# [Problem]
Find all lines in the listing that include the word "一把手工程", then copy them.

# [Data section]
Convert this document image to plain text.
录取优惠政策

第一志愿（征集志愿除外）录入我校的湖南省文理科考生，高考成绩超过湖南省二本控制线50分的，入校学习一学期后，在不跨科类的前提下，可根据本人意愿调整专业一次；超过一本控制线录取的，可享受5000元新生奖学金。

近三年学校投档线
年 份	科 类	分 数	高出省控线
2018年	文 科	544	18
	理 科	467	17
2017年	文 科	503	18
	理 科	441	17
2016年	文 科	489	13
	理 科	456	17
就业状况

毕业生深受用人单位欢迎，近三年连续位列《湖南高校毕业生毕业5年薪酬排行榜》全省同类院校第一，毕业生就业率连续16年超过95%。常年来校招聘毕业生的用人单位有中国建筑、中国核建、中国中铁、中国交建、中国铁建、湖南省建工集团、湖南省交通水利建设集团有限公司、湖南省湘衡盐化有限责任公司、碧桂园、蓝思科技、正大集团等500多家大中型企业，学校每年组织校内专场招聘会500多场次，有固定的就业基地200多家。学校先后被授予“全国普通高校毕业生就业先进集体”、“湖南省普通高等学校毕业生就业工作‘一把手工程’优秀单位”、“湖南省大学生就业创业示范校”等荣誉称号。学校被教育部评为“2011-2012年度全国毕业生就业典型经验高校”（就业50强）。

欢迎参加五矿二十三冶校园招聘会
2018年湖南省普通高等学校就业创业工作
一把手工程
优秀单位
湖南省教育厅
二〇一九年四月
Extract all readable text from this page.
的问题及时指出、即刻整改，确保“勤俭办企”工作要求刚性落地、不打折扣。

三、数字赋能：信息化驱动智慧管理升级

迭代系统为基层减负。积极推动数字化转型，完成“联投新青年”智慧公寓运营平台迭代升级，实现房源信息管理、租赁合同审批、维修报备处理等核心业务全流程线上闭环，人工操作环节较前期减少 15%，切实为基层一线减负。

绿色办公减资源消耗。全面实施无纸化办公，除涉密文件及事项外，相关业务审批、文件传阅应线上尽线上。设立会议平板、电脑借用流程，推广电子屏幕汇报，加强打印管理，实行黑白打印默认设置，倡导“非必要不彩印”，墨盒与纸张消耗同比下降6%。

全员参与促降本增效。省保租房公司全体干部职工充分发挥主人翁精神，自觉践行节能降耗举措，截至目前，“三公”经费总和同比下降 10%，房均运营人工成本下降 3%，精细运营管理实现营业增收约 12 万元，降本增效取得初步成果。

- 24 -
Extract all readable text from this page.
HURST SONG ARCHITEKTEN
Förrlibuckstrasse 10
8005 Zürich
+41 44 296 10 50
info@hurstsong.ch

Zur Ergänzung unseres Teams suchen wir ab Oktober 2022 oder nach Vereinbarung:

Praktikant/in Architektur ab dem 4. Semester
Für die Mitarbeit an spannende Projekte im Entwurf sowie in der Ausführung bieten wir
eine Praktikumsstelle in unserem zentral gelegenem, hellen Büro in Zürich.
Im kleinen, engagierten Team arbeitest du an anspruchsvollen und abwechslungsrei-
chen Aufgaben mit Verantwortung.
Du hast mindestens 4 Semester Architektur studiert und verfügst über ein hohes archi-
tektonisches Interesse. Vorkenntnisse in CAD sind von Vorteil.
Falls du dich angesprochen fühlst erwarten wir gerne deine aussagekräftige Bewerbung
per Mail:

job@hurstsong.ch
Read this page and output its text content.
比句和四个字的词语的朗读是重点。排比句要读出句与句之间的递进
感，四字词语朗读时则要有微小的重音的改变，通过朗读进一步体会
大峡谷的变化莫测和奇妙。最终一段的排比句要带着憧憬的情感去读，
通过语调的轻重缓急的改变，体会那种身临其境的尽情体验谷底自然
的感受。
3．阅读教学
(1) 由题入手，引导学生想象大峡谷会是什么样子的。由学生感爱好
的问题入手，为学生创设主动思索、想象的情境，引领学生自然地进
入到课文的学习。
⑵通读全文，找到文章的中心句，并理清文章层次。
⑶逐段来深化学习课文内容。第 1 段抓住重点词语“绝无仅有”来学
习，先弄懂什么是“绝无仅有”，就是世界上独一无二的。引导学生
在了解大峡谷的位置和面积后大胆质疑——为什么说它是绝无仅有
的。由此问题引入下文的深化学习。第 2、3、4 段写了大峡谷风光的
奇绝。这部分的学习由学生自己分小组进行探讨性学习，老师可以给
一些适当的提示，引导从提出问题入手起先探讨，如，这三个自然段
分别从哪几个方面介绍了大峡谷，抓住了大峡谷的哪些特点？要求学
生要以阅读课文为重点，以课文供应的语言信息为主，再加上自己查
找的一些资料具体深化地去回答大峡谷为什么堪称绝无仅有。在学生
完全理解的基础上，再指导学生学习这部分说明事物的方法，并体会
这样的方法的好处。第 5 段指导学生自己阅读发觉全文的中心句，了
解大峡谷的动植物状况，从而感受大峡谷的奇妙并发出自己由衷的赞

# [Solution to the exercise]
毕业生深受用人单位欢迎，近三年连续位列《湖南高校毕业生毕业5年薪酬排行榜》全省同类院校第一，毕业生就业率连续16年超过95%。常年来校招聘毕业生的用人单位有中国建筑、中国核建、中国中铁、中国交建、中国铁建、湖南省建工集团、湖南省交通水利建设集团有限公司、湖南省湘衡盐化有限责任公司、碧桂园、蓝思科技、正大集团等500多家大中型企业，学校每年组织校内专场招聘会500多场次，有固定的就业基地200多家。学校先后被授予“全国普通高校毕业生就业先进集体”、“湖南省普通高等学校毕业生就业工作‘一把手工程’优秀单位”、“湖南省大学生就业创业示范校”等荣誉称号。学校被教育部评为“2011-2012年度全国毕业生就业典型经验高校”（就业50强）。
一把手工程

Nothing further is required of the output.